→ **Task objective**
Would you repeat the listing exactly but omit every picture?

++++ Items ++++

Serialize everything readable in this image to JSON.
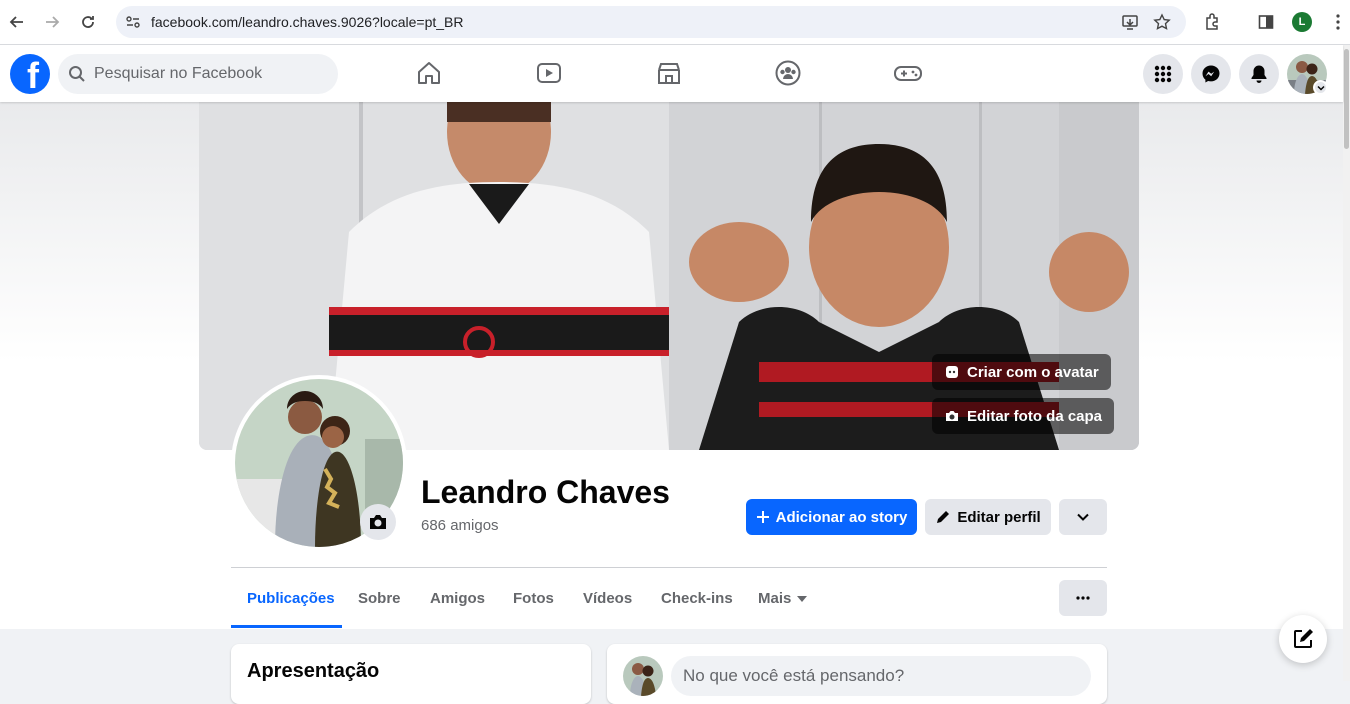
{
  "browser": {
    "url": "facebook.com/leandro.chaves.9026?locale=pt_BR",
    "profile_initial": "L"
  },
  "topbar": {
    "search_placeholder": "Pesquisar no Facebook",
    "nav_icons": [
      "home-icon",
      "video-icon",
      "marketplace-icon",
      "groups-icon",
      "gaming-icon"
    ],
    "action_icons": [
      "menu-grid-icon",
      "messenger-icon",
      "notifications-icon"
    ]
  },
  "cover": {
    "avatar_button": "Criar com o avatar",
    "edit_cover_button": "Editar foto da capa"
  },
  "profile": {
    "name": "Leandro Chaves",
    "friends": "686 amigos",
    "add_story_button": "Adicionar ao story",
    "edit_profile_button": "Editar perfil"
  },
  "tabs": [
    {
      "label": "Publicações",
      "active": true
    },
    {
      "label": "Sobre"
    },
    {
      "label": "Amigos"
    },
    {
      "label": "Fotos"
    },
    {
      "label": "Vídeos"
    },
    {
      "label": "Check-ins"
    },
    {
      "label": "Mais"
    }
  ],
  "intro": {
    "title": "Apresentação"
  },
  "composer": {
    "placeholder": "No que você está pensando?"
  },
  "colors": {
    "accent": "#0866ff",
    "background": "#f0f2f5",
    "secondary_button": "#e4e6eb"
  }
}
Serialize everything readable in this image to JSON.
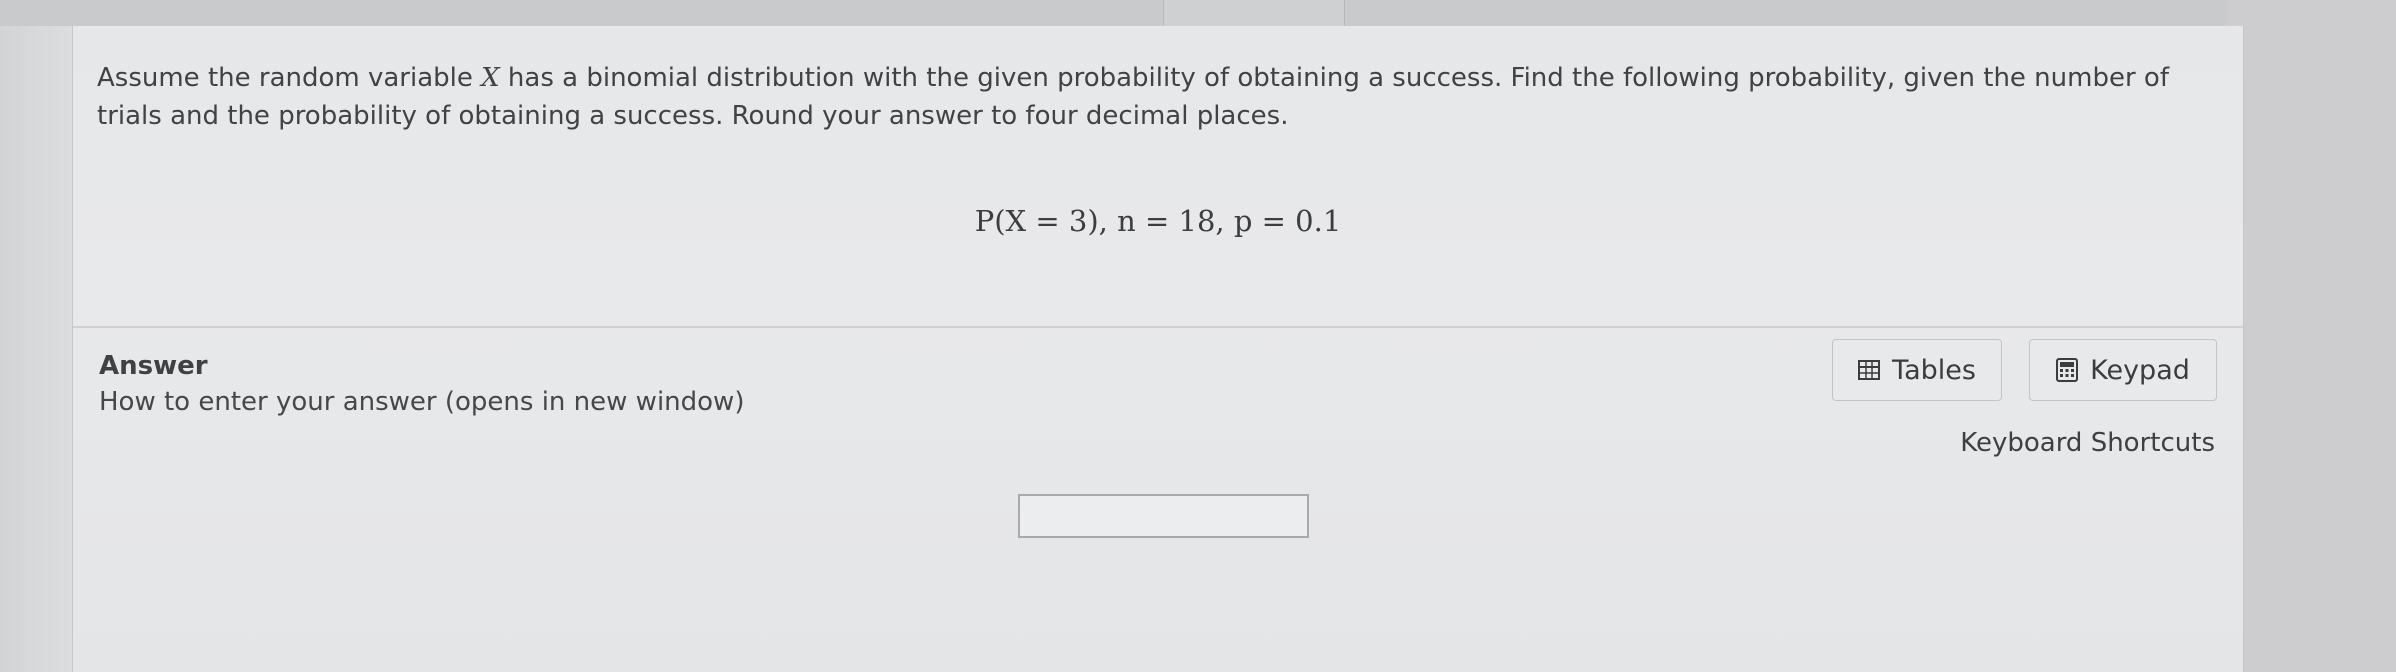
{
  "question": {
    "text_before_var": "Assume the random variable ",
    "variable": "X",
    "text_after_var": " has a binomial distribution with the given probability of obtaining a success. Find the following probability, given the number of trials and the probability of obtaining a success. Round your answer to four decimal places."
  },
  "formula": "P(X = 3), n = 18, p = 0.1",
  "answer": {
    "label": "Answer",
    "help_link": "How to enter your answer (opens in new window)",
    "input_value": ""
  },
  "tools": {
    "tables_label": "Tables",
    "tables_icon": "table-icon",
    "keypad_label": "Keypad",
    "keypad_icon": "calculator-icon",
    "shortcuts_label": "Keyboard Shortcuts"
  }
}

++++

→ **Task output**
Serialize everything readable in this image to JSON.
{
  "browser": {
    "url": "facebook.com/leandro.chaves.9026?locale=pt_BR",
    "profile_initial": "L"
  },
  "topbar": {
    "search_placeholder": "Pesquisar no Facebook",
    "nav_icons": [
      "home-icon",
      "video-icon",
      "marketplace-icon",
      "groups-icon",
      "gaming-icon"
    ],
    "action_icons": [
      "menu-grid-icon",
      "messenger-icon",
      "notifications-icon"
    ]
  },
  "cover": {
    "avatar_button": "Criar com o avatar",
    "edit_cover_button": "Editar foto da capa"
  },
  "profile": {
    "name": "Leandro Chaves",
    "friends": "686 amigos",
    "add_story_button": "Adicionar ao story",
    "edit_profile_button": "Editar perfil"
  },
  "tabs": [
    {
      "label": "Publicações",
      "active": true
    },
    {
      "label": "Sobre"
    },
    {
      "label": "Amigos"
    },
    {
      "label": "Fotos"
    },
    {
      "label": "Vídeos"
    },
    {
      "label": "Check-ins"
    },
    {
      "label": "Mais"
    }
  ],
  "intro": {
    "title": "Apresentação"
  },
  "composer": {
    "placeholder": "No que você está pensando?"
  },
  "colors": {
    "accent": "#0866ff",
    "background": "#f0f2f5",
    "secondary_button": "#e4e6eb"
  }
}
Serialize everything readable in this image to JSON.
{
  "question": {
    "text_before_var": "Assume the random variable ",
    "variable": "X",
    "text_after_var": " has a binomial distribution with the given probability of obtaining a success. Find the following probability, given the number of trials and the probability of obtaining a success. Round your answer to four decimal places."
  },
  "formula": "P(X = 3), n = 18, p = 0.1",
  "answer": {
    "label": "Answer",
    "help_link": "How to enter your answer (opens in new window)",
    "input_value": ""
  },
  "tools": {
    "tables_label": "Tables",
    "tables_icon": "table-icon",
    "keypad_label": "Keypad",
    "keypad_icon": "calculator-icon",
    "shortcuts_label": "Keyboard Shortcuts"
  }
}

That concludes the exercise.